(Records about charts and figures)
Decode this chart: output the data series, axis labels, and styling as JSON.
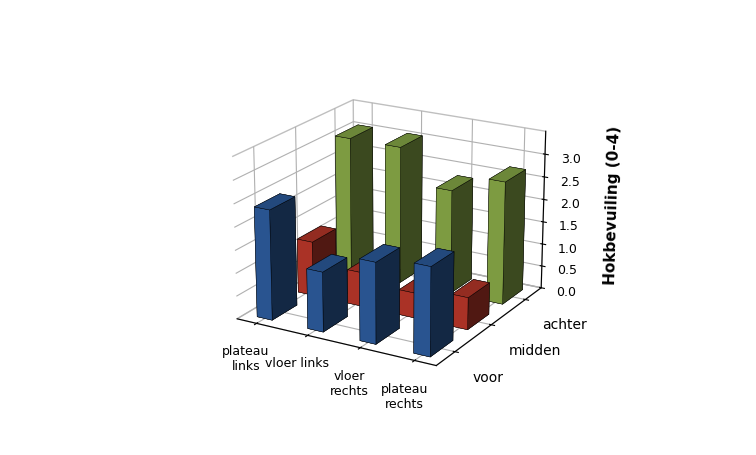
{
  "title": "",
  "ylabel": "Hokbevuiling (0-4)",
  "groups": [
    "plateau\nlinks",
    "vloer links",
    "vloer\nrechts",
    "plateau\nrechts"
  ],
  "series_labels": [
    "voor",
    "midden",
    "achter"
  ],
  "series_colors": [
    "#2E5FA3",
    "#C0392B",
    "#8DB04A"
  ],
  "values": [
    [
      2.4,
      1.2,
      3.05
    ],
    [
      1.3,
      0.75,
      3.05
    ],
    [
      1.75,
      0.55,
      2.3
    ],
    [
      1.9,
      0.7,
      2.7
    ]
  ],
  "ylim": [
    0,
    3.5
  ],
  "yticks": [
    0,
    0.5,
    1.0,
    1.5,
    2.0,
    2.5,
    3.0
  ],
  "background_color": "#ffffff",
  "elev": 20,
  "azim": -60
}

## Challenge:
Extract the text of all the records above verbatim, excluding pictures.

## Finished task:
Decode this chart: output the data series, axis labels, and styling as JSON.
{
  "title": "",
  "ylabel": "Hokbevuiling (0-4)",
  "groups": [
    "plateau\nlinks",
    "vloer links",
    "vloer\nrechts",
    "plateau\nrechts"
  ],
  "series_labels": [
    "voor",
    "midden",
    "achter"
  ],
  "series_colors": [
    "#2E5FA3",
    "#C0392B",
    "#8DB04A"
  ],
  "values": [
    [
      2.4,
      1.2,
      3.05
    ],
    [
      1.3,
      0.75,
      3.05
    ],
    [
      1.75,
      0.55,
      2.3
    ],
    [
      1.9,
      0.7,
      2.7
    ]
  ],
  "ylim": [
    0,
    3.5
  ],
  "yticks": [
    0,
    0.5,
    1.0,
    1.5,
    2.0,
    2.5,
    3.0
  ],
  "background_color": "#ffffff",
  "elev": 20,
  "azim": -60
}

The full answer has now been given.